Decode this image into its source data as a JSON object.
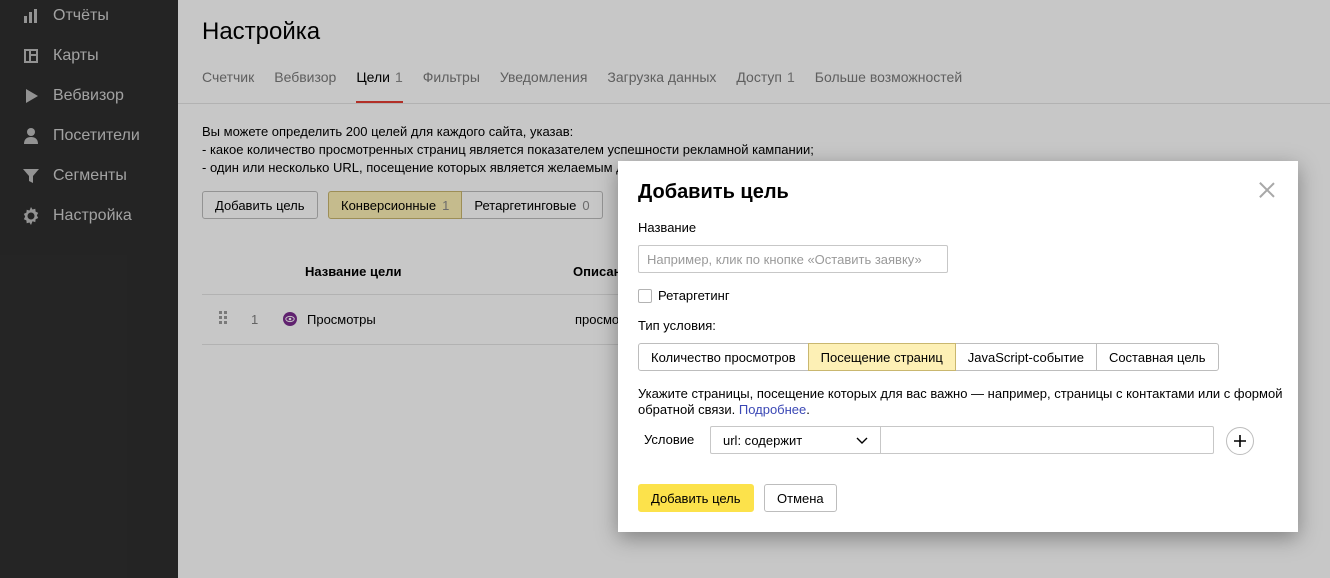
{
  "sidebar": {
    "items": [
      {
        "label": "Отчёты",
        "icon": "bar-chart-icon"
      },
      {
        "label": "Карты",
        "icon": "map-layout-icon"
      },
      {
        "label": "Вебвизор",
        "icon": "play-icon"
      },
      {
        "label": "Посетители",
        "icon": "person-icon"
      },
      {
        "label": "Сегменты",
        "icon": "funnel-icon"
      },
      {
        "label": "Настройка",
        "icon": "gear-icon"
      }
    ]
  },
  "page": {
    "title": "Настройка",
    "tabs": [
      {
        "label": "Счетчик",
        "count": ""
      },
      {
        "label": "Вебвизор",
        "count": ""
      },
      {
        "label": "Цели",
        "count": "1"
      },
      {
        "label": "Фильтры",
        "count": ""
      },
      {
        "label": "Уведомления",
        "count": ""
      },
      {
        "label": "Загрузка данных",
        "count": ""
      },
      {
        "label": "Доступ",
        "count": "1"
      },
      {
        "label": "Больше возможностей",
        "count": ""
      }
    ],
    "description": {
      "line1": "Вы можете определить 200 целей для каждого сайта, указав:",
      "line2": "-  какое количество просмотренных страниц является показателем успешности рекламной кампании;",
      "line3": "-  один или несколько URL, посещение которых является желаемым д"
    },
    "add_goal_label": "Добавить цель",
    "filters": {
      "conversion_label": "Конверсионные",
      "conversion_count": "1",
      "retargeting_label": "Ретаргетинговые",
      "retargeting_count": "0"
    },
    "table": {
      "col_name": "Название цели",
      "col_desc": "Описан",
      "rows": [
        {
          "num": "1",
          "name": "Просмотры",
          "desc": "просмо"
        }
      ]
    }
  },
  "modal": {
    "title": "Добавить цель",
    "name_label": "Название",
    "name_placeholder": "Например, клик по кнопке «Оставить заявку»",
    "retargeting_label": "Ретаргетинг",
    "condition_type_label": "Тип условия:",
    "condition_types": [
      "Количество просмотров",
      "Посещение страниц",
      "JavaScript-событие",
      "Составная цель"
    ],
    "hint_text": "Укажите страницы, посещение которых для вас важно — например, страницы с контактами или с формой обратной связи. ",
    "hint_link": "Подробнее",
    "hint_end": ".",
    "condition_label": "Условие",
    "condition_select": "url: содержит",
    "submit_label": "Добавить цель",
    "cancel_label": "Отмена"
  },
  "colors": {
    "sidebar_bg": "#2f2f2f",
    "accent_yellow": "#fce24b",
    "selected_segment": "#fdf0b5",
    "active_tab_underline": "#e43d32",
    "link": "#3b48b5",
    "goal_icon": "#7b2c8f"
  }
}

::::::::::

Reproduce the full listing above verbatim, with no pictures included.

Decode this image into its source data as a JSON object.
{
  "sidebar": {
    "items": [
      {
        "label": "Отчёты",
        "icon": "bar-chart-icon"
      },
      {
        "label": "Карты",
        "icon": "map-layout-icon"
      },
      {
        "label": "Вебвизор",
        "icon": "play-icon"
      },
      {
        "label": "Посетители",
        "icon": "person-icon"
      },
      {
        "label": "Сегменты",
        "icon": "funnel-icon"
      },
      {
        "label": "Настройка",
        "icon": "gear-icon"
      }
    ]
  },
  "page": {
    "title": "Настройка",
    "tabs": [
      {
        "label": "Счетчик",
        "count": ""
      },
      {
        "label": "Вебвизор",
        "count": ""
      },
      {
        "label": "Цели",
        "count": "1"
      },
      {
        "label": "Фильтры",
        "count": ""
      },
      {
        "label": "Уведомления",
        "count": ""
      },
      {
        "label": "Загрузка данных",
        "count": ""
      },
      {
        "label": "Доступ",
        "count": "1"
      },
      {
        "label": "Больше возможностей",
        "count": ""
      }
    ],
    "description": {
      "line1": "Вы можете определить 200 целей для каждого сайта, указав:",
      "line2": "-  какое количество просмотренных страниц является показателем успешности рекламной кампании;",
      "line3": "-  один или несколько URL, посещение которых является желаемым д"
    },
    "add_goal_label": "Добавить цель",
    "filters": {
      "conversion_label": "Конверсионные",
      "conversion_count": "1",
      "retargeting_label": "Ретаргетинговые",
      "retargeting_count": "0"
    },
    "table": {
      "col_name": "Название цели",
      "col_desc": "Описан",
      "rows": [
        {
          "num": "1",
          "name": "Просмотры",
          "desc": "просмо"
        }
      ]
    }
  },
  "modal": {
    "title": "Добавить цель",
    "name_label": "Название",
    "name_placeholder": "Например, клик по кнопке «Оставить заявку»",
    "retargeting_label": "Ретаргетинг",
    "condition_type_label": "Тип условия:",
    "condition_types": [
      "Количество просмотров",
      "Посещение страниц",
      "JavaScript-событие",
      "Составная цель"
    ],
    "hint_text": "Укажите страницы, посещение которых для вас важно — например, страницы с контактами или с формой обратной связи. ",
    "hint_link": "Подробнее",
    "hint_end": ".",
    "condition_label": "Условие",
    "condition_select": "url: содержит",
    "submit_label": "Добавить цель",
    "cancel_label": "Отмена"
  },
  "colors": {
    "sidebar_bg": "#2f2f2f",
    "accent_yellow": "#fce24b",
    "selected_segment": "#fdf0b5",
    "active_tab_underline": "#e43d32",
    "link": "#3b48b5",
    "goal_icon": "#7b2c8f"
  }
}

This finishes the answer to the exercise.